**Records to use**
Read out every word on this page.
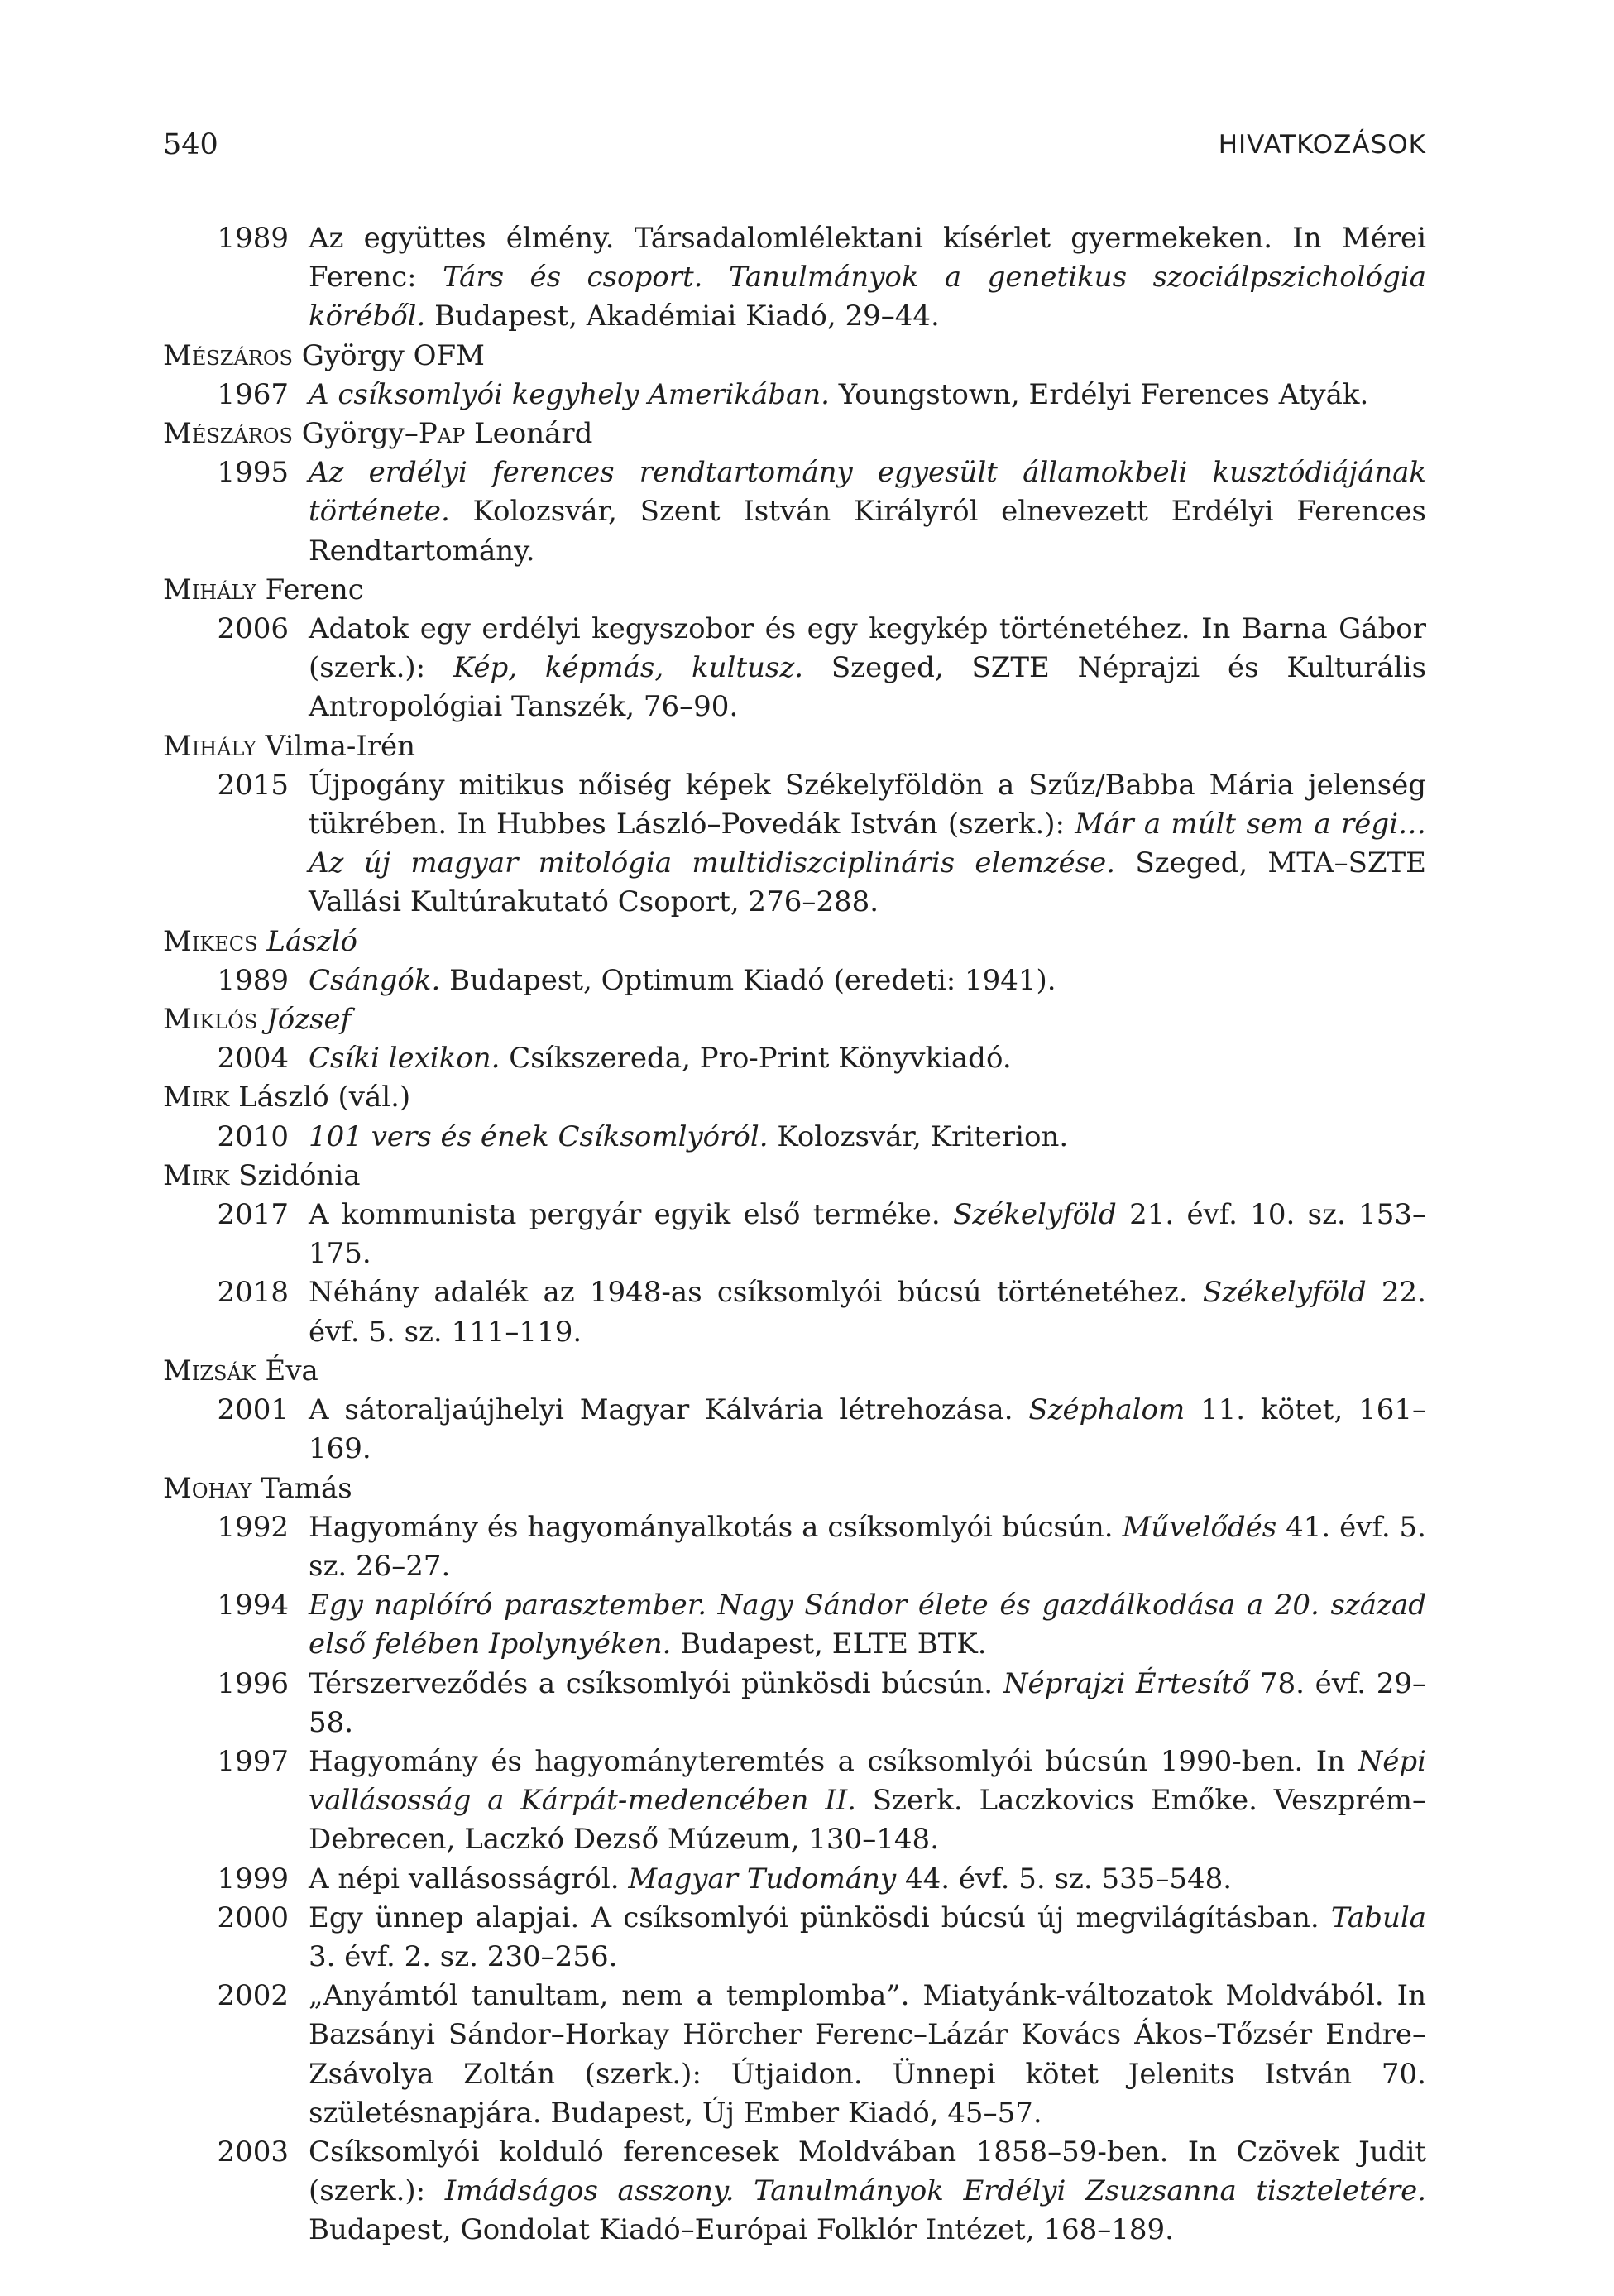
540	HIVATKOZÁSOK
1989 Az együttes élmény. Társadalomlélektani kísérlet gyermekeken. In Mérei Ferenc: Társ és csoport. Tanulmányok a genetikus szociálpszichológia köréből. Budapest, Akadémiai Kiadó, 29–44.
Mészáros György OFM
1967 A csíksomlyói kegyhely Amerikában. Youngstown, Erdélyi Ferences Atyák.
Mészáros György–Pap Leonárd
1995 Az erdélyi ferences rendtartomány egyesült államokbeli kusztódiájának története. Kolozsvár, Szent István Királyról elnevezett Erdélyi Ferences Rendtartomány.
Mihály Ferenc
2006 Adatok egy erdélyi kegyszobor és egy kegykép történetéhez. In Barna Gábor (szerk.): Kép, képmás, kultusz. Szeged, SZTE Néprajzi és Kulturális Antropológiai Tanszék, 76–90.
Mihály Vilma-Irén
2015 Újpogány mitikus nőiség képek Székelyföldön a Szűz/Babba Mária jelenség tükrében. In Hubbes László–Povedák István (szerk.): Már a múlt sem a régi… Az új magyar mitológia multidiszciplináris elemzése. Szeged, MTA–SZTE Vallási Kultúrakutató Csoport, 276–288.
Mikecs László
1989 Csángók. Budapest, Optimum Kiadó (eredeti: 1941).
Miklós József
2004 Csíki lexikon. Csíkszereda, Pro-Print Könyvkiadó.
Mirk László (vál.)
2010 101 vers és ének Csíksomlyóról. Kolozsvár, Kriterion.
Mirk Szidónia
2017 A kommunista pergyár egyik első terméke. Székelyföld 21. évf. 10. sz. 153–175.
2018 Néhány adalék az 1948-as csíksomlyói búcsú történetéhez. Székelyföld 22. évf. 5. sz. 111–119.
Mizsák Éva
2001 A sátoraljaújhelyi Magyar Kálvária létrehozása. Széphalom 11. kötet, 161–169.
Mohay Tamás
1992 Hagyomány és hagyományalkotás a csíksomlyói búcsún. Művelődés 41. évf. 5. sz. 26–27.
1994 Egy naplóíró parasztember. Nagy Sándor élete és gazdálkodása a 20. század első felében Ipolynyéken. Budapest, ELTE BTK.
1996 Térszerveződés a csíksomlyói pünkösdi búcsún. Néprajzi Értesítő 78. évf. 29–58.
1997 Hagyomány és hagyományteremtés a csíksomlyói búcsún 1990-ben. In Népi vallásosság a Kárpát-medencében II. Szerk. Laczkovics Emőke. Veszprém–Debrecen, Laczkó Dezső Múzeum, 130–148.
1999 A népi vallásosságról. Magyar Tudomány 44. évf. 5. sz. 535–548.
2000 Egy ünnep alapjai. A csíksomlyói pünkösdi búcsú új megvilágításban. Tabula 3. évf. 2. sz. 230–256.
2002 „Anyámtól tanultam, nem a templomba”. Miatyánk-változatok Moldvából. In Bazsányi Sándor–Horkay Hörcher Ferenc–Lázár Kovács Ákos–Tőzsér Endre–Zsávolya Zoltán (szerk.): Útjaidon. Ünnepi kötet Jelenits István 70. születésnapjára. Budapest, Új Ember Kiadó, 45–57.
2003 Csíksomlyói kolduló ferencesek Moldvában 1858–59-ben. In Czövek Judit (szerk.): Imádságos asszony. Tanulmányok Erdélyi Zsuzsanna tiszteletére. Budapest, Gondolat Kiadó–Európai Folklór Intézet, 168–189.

**Aim of the task**
Pull out and copy each line containing the string "László".

**Answer in full**
2015 Újpogány mitikus nőiség képek Székelyföldön a Szűz/Babba Mária jelenség tükrében. In Hubbes László–Povedák István (szerk.): Már a múlt sem a régi… Az új magyar mitológia multidiszciplináris elemzése. Szeged, MTA–SZTE Vallási Kultúrakutató Csoport, 276–288.
Mikecs László
Mirk László (vál.)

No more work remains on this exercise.